***** Rows
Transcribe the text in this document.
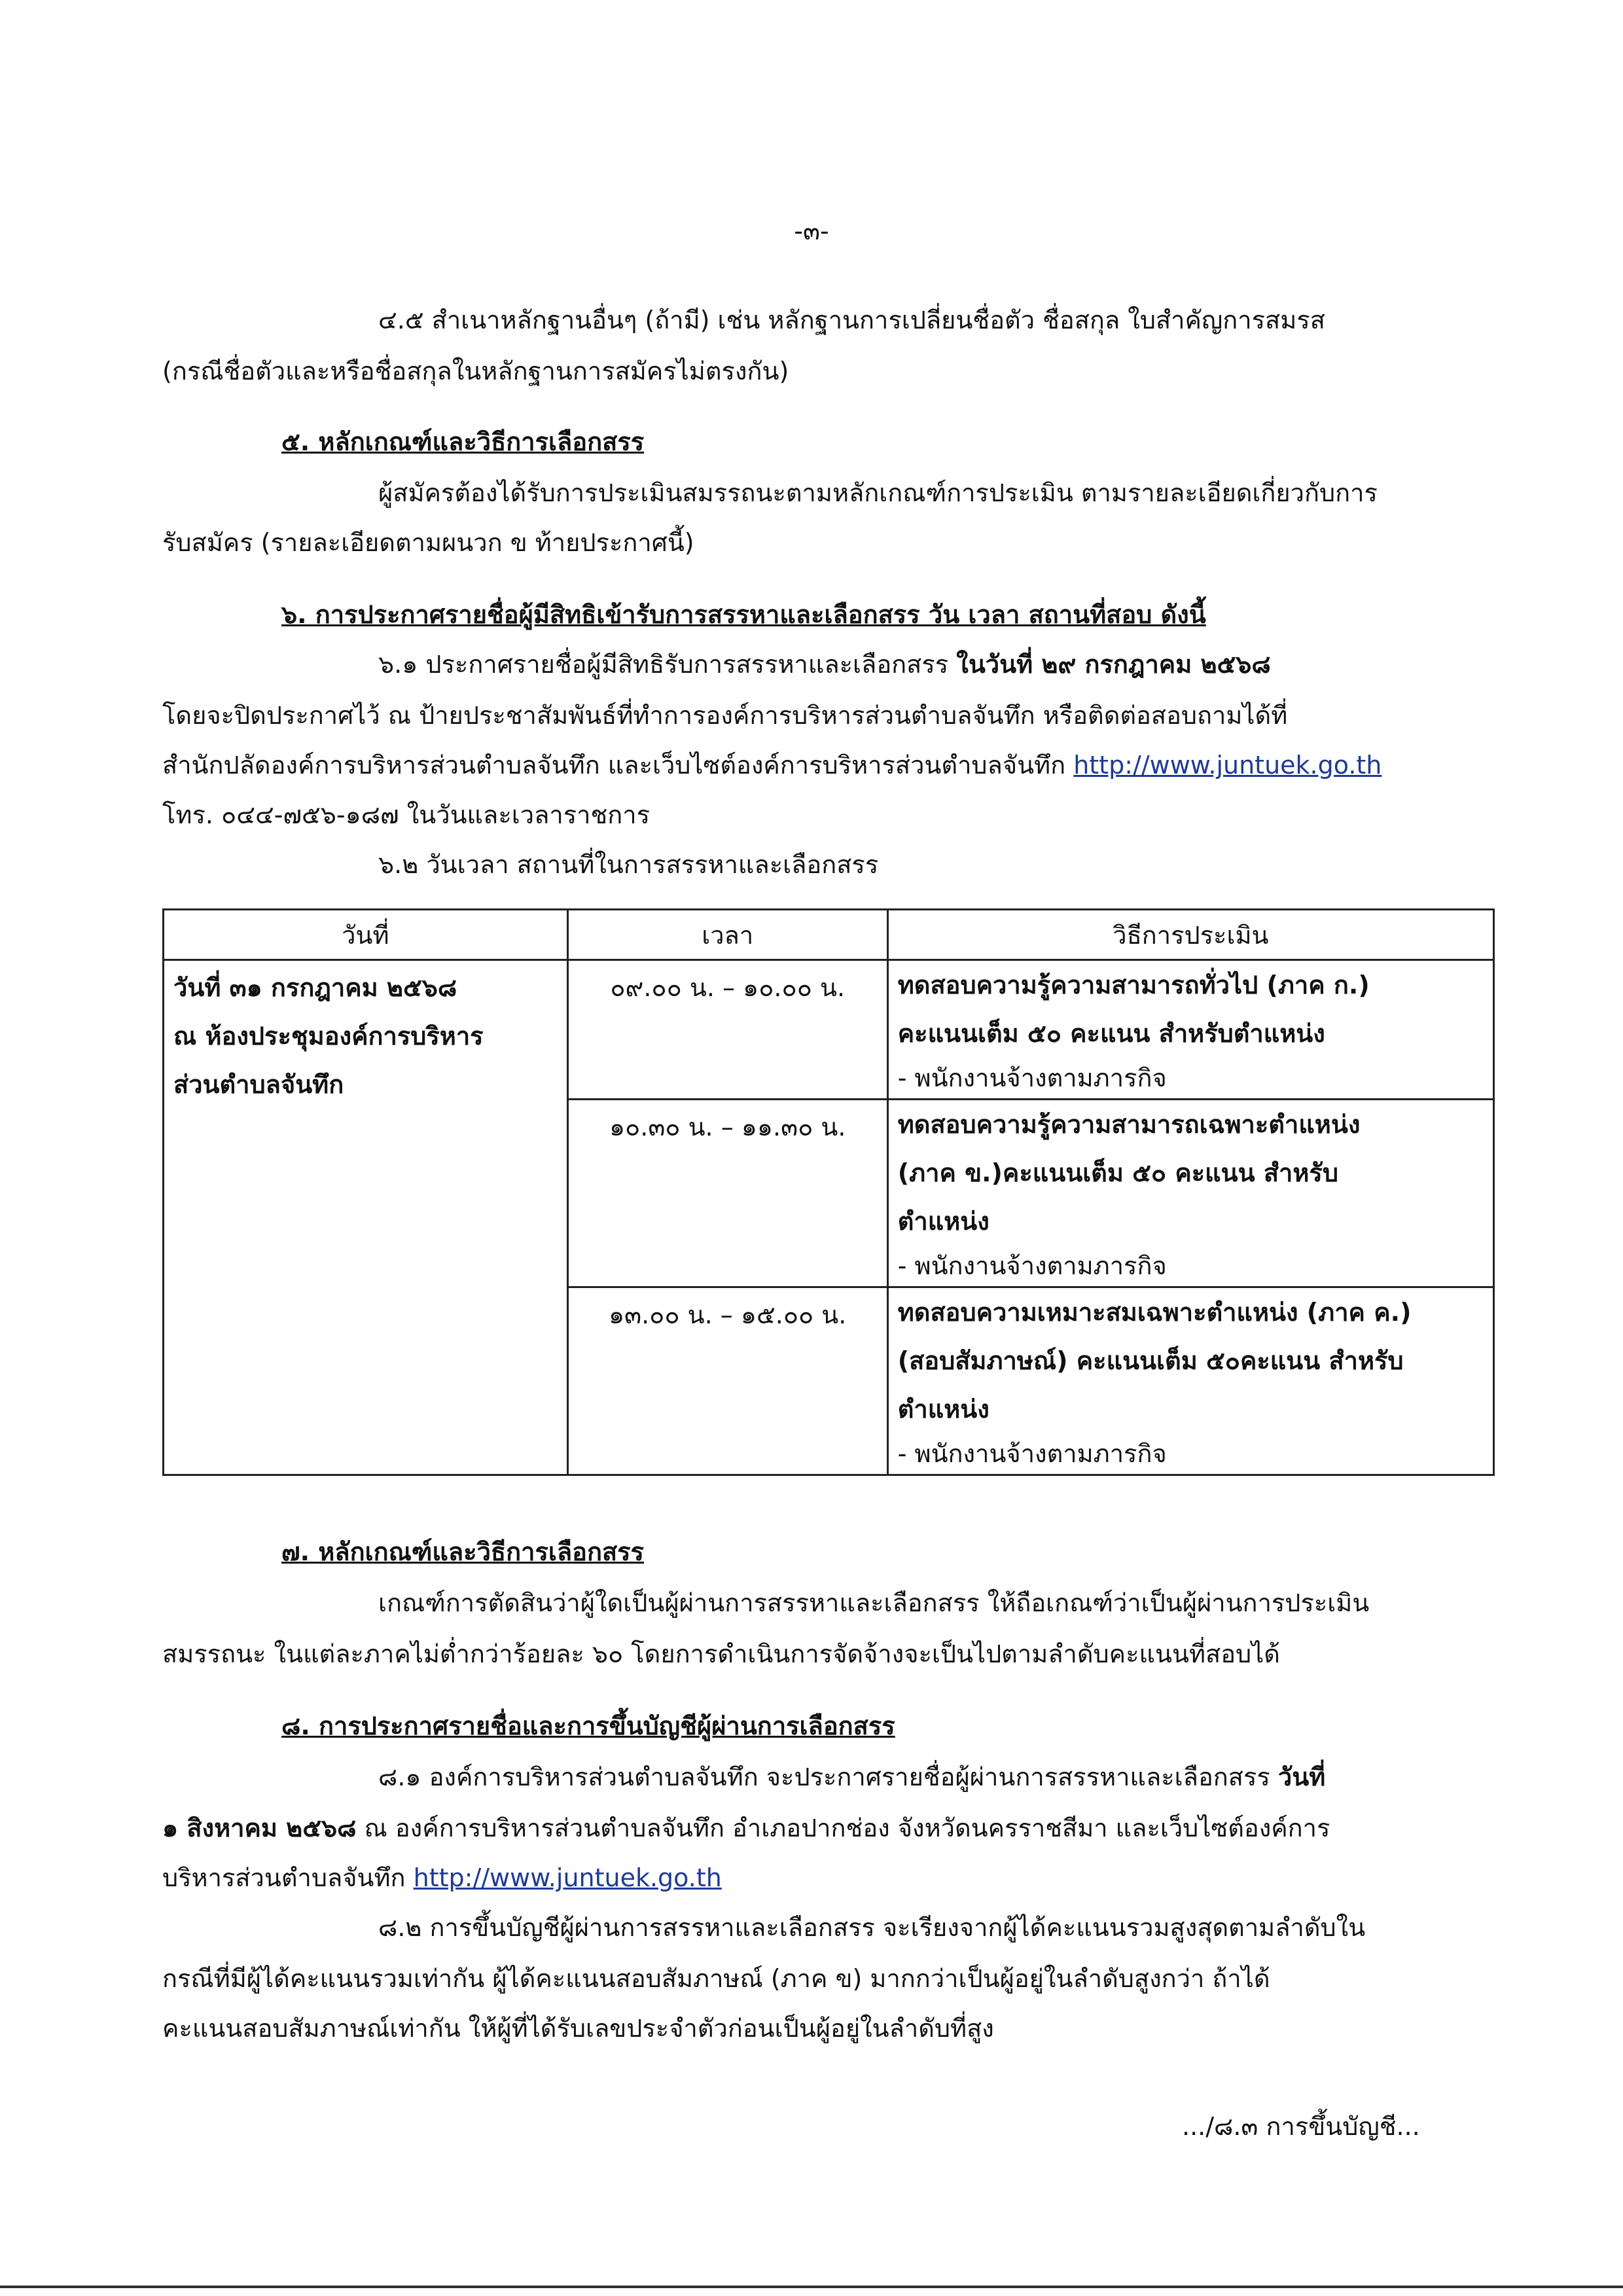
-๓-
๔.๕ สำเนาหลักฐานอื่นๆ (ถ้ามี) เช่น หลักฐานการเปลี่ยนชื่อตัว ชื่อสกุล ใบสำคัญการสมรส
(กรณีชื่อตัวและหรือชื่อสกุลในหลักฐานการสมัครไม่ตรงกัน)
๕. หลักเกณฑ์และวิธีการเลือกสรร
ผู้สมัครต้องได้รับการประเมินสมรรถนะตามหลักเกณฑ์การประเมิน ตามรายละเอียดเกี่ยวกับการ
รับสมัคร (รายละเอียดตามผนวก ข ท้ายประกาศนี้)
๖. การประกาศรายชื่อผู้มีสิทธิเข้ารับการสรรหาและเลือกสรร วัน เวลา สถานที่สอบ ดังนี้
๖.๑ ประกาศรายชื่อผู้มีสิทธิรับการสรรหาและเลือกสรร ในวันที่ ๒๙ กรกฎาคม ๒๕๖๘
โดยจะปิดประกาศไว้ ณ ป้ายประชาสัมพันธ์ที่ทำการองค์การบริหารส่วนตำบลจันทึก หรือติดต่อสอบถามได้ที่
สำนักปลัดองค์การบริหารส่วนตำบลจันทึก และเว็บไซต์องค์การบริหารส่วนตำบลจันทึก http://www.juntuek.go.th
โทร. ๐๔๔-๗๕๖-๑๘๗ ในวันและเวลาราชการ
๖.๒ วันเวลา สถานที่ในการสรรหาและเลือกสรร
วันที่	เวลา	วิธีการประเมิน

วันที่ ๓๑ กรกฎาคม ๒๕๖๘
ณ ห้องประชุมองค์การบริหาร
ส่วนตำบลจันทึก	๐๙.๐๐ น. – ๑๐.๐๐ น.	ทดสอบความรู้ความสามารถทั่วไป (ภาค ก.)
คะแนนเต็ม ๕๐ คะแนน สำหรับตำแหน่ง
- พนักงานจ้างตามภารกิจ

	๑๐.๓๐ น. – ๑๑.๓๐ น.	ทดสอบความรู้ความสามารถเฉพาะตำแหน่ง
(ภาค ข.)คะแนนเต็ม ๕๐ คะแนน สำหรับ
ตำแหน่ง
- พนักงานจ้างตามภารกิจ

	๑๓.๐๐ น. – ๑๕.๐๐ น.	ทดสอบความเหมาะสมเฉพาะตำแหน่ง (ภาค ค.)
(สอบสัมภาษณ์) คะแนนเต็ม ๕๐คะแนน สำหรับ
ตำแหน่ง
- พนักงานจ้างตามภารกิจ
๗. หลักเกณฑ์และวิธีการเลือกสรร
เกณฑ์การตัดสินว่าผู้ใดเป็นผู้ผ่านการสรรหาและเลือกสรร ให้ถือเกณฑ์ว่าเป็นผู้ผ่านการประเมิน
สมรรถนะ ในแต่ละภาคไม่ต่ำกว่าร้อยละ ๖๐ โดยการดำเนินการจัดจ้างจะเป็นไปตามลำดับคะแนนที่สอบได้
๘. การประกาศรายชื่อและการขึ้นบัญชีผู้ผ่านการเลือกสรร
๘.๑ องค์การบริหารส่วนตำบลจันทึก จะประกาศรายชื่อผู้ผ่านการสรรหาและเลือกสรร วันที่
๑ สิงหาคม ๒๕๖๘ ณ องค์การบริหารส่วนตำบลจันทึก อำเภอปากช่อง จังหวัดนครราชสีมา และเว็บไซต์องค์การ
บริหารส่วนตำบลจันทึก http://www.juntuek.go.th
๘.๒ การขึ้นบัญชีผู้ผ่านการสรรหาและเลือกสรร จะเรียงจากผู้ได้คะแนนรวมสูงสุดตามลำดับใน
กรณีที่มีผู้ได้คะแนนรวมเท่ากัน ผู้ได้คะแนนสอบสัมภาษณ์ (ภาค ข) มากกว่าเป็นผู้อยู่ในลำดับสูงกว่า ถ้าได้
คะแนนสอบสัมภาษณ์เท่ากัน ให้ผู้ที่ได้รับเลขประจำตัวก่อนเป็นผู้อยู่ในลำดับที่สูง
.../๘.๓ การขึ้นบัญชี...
**********
***** Rows
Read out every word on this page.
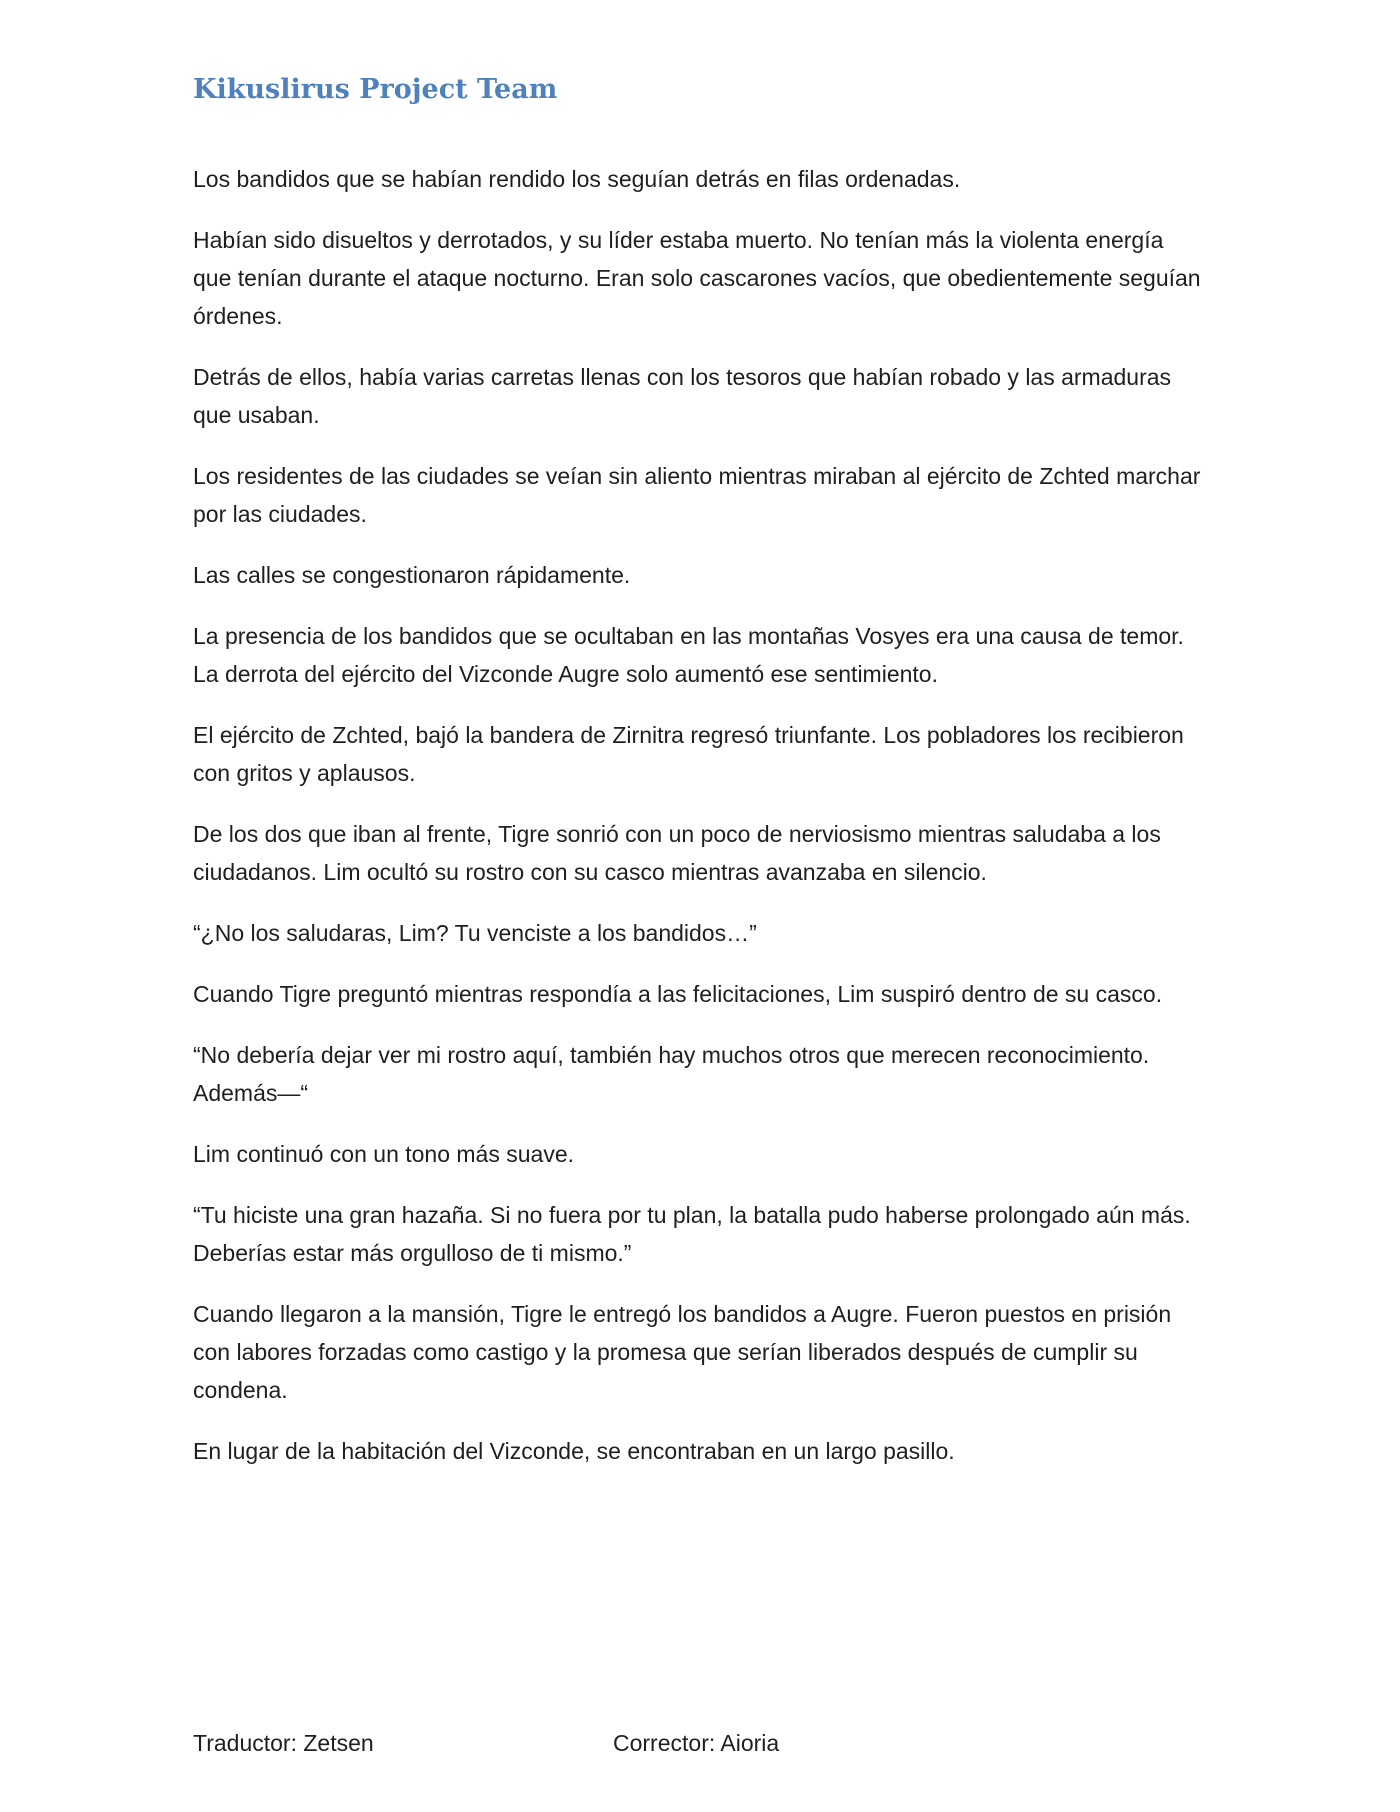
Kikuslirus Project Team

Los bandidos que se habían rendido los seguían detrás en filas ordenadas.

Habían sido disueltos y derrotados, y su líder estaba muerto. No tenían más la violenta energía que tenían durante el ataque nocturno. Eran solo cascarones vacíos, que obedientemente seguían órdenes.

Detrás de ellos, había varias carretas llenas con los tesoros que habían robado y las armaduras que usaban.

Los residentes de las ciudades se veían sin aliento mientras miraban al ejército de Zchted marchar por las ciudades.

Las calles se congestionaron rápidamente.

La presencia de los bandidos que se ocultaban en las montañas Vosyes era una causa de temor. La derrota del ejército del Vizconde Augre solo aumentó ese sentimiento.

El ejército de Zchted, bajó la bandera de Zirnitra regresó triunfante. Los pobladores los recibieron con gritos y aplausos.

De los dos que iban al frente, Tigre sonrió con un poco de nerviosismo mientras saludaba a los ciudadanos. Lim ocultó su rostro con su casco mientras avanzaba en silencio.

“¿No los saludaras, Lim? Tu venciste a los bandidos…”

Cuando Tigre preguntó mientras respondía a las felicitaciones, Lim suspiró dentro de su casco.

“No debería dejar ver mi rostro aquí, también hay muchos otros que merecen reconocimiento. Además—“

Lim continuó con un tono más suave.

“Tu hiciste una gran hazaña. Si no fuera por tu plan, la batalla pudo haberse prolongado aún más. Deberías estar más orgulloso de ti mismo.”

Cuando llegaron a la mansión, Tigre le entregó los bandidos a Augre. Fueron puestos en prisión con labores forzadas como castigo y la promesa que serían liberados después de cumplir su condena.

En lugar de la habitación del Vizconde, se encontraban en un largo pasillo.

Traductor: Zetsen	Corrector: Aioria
**********
# What is needed:
Show the lines of the records that include the string "http".

# Expected answer:
สำนักปลัดองค์การบริหารส่วนตำบลจันทึก และเว็บไซต์องค์การบริหารส่วนตำบลจันทึก http://www.juntuek.go.th
บริหารส่วนตำบลจันทึก http://www.juntuek.go.th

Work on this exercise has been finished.